§ **Exercise details**
Identify and pull out each line of the entries in which "date" occurs.
--- START Data listing ---
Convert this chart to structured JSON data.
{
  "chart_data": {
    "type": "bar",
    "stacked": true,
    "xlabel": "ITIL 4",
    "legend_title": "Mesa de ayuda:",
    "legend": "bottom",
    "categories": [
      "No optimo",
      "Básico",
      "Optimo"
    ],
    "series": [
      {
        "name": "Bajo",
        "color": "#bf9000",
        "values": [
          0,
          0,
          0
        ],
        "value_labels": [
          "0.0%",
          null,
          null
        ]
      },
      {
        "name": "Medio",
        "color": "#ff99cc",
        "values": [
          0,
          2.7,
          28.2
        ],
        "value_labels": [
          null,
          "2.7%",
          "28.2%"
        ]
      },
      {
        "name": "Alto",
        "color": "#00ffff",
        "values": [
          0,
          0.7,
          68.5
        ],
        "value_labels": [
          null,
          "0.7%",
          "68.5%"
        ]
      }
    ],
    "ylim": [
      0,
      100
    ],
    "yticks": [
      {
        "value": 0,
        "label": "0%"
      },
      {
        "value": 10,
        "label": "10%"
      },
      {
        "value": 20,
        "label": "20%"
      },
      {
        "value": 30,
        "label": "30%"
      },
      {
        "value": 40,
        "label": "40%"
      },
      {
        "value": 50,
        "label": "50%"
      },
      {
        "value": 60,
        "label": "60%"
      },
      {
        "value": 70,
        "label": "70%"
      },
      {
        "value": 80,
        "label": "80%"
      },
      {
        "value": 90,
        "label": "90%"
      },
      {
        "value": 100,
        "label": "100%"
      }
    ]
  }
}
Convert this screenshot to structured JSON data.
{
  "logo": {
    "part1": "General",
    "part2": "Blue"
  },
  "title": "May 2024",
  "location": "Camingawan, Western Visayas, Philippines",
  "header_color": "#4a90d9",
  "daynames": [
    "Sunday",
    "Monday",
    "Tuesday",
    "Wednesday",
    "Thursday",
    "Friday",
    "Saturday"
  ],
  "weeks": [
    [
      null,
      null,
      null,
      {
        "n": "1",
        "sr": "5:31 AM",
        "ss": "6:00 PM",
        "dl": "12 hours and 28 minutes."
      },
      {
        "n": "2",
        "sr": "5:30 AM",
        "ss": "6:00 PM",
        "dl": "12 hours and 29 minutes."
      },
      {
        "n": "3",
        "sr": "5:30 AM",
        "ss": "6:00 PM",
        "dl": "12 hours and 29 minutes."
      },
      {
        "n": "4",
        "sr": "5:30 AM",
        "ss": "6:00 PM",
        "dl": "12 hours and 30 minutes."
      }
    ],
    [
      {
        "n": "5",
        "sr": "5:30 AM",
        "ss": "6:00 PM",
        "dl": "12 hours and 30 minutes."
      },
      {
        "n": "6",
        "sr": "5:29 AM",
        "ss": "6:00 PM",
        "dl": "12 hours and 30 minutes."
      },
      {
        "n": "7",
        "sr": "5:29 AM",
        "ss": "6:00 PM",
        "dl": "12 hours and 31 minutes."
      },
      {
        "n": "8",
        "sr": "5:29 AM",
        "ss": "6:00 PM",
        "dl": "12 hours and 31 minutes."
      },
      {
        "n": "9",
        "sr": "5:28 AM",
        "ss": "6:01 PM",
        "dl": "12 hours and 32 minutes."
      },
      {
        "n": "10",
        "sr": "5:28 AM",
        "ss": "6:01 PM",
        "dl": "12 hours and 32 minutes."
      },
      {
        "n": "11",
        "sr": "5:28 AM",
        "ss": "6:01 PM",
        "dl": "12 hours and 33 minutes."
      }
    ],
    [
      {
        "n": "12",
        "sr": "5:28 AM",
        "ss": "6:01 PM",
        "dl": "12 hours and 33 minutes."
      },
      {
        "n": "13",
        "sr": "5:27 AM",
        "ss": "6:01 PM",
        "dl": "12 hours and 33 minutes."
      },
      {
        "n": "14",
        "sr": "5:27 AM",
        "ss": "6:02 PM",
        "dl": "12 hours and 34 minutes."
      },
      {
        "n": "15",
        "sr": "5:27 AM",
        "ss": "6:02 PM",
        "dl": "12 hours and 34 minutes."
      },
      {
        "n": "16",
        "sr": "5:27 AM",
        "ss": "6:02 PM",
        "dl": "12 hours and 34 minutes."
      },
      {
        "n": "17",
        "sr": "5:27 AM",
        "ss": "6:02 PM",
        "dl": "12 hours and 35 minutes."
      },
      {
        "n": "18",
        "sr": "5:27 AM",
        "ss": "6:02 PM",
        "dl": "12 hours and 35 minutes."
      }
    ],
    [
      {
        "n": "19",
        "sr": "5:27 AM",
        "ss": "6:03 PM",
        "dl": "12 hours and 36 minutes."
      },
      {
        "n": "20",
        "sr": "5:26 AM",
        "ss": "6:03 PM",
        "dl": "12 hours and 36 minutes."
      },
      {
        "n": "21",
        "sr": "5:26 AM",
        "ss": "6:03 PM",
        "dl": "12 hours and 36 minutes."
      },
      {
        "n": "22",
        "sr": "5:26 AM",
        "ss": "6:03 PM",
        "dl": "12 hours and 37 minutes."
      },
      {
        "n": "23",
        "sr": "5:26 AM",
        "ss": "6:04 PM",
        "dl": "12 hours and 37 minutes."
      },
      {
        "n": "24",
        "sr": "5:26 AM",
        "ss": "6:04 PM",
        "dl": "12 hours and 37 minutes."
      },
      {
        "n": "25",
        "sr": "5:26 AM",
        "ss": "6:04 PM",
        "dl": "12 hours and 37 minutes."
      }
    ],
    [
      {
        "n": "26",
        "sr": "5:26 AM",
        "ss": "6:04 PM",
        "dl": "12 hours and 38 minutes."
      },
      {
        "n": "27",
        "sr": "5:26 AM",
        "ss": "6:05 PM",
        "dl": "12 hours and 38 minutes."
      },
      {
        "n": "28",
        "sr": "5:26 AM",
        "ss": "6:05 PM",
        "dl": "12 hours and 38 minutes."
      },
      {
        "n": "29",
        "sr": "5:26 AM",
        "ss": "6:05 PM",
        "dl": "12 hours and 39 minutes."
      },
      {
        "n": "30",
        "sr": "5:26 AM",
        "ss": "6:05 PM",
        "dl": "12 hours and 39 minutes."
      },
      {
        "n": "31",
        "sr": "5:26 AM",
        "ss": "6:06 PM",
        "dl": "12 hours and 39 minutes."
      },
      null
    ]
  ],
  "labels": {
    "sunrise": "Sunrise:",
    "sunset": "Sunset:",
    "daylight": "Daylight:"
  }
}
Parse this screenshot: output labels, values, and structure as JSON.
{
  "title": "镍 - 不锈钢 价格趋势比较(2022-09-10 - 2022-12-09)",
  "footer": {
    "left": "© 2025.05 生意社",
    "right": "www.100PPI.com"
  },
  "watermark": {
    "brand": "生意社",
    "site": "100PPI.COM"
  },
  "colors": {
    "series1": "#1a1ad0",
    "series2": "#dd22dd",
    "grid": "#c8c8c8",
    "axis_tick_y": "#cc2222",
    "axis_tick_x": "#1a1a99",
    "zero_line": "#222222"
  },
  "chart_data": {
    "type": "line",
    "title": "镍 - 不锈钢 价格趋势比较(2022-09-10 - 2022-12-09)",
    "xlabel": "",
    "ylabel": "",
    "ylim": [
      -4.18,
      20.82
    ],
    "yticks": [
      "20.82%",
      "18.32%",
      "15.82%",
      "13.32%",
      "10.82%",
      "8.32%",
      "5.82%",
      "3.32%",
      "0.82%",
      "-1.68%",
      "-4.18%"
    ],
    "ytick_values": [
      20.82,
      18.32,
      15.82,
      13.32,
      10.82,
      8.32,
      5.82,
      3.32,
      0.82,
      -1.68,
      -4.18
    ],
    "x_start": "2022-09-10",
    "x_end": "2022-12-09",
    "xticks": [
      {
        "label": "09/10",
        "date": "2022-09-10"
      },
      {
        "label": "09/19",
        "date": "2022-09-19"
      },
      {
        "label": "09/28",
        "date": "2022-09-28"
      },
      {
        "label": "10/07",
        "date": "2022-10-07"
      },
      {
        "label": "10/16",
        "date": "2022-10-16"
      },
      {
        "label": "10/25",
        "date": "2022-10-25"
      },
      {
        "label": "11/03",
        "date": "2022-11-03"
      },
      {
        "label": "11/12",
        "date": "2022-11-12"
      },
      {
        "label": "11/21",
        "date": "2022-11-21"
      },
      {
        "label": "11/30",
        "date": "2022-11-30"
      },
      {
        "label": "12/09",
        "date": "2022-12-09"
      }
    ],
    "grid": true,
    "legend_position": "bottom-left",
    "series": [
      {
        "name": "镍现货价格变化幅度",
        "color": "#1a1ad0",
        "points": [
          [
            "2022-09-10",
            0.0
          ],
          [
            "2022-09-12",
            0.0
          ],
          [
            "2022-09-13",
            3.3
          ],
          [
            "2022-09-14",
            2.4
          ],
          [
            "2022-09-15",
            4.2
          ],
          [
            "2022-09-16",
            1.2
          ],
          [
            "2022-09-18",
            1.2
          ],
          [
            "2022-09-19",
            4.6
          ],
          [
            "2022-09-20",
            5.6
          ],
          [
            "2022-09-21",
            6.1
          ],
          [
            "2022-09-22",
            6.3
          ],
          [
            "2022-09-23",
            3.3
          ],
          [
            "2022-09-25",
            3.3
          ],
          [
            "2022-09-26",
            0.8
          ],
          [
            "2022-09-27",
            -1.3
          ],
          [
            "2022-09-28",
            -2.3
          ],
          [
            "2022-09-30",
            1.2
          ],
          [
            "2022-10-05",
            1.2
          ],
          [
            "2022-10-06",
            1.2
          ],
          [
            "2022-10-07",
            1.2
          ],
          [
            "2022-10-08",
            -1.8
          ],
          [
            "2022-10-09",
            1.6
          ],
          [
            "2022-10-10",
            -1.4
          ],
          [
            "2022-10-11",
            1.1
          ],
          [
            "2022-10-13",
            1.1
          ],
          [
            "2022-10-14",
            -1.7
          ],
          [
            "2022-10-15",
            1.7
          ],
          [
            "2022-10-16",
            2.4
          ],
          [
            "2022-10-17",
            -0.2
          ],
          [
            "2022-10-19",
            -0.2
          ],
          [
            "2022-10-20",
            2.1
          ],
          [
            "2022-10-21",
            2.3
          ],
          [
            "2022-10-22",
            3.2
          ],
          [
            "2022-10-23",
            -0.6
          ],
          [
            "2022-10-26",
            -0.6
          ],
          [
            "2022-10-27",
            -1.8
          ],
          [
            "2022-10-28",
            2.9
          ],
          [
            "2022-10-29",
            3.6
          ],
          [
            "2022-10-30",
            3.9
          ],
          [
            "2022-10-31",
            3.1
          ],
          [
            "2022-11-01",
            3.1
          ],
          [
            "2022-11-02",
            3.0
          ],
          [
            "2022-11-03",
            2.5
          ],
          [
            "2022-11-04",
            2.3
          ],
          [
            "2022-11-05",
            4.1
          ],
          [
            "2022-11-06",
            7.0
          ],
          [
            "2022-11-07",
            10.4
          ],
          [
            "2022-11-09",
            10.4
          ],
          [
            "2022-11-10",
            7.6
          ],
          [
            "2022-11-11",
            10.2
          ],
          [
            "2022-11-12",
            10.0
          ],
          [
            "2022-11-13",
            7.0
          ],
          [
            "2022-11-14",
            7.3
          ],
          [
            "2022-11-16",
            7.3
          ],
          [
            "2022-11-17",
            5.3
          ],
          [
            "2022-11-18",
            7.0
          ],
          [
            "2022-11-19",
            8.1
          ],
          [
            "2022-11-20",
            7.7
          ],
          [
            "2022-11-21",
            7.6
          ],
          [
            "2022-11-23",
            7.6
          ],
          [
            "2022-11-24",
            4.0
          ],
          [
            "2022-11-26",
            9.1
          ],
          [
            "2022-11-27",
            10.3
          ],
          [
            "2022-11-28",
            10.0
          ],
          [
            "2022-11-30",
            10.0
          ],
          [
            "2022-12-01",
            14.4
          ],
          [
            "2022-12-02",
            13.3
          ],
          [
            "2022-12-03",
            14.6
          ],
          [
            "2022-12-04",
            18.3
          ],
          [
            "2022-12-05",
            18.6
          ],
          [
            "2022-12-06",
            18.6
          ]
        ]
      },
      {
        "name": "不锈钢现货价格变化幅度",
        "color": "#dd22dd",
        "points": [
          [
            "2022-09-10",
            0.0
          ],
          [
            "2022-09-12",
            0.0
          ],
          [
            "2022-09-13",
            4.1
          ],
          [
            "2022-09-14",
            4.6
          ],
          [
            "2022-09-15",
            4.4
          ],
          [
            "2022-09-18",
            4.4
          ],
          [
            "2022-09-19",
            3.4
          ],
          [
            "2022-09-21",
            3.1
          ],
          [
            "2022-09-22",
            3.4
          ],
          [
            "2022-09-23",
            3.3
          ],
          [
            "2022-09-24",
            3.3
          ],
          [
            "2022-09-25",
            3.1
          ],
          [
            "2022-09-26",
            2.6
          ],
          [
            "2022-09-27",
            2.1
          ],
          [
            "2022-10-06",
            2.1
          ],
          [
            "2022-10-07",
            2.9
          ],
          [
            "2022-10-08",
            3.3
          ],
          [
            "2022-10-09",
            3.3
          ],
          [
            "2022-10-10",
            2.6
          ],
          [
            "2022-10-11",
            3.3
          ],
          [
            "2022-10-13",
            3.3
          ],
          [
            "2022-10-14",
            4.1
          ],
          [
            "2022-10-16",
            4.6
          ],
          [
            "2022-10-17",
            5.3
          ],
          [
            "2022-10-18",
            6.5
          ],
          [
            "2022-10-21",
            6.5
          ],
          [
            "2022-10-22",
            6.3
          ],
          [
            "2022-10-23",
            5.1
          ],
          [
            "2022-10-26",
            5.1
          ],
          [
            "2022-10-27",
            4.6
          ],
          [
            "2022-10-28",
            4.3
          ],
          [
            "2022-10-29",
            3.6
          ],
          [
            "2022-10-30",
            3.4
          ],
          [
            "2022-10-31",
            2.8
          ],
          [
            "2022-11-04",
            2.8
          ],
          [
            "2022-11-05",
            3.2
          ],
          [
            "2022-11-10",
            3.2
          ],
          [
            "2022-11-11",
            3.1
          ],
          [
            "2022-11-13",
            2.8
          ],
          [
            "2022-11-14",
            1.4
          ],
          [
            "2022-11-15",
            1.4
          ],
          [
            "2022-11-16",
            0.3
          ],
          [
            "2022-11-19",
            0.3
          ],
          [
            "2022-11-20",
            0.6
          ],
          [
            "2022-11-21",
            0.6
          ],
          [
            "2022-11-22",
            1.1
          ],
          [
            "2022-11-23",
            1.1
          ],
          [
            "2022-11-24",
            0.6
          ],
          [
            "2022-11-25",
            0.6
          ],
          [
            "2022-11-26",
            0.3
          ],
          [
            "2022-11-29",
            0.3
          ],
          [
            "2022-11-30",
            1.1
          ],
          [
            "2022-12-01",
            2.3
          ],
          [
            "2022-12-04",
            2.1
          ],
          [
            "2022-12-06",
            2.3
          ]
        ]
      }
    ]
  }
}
--- END Data listing ---
§ **Written response**
        "date": "2022-09-10"
        "date": "2022-09-19"
        "date": "2022-09-28"
        "date": "2022-10-07"
        "date": "2022-10-16"
        "date": "2022-10-25"
        "date": "2022-11-03"
        "date": "2022-11-12"
        "date": "2022-11-21"
        "date": "2022-11-30"
        "date": "2022-12-09"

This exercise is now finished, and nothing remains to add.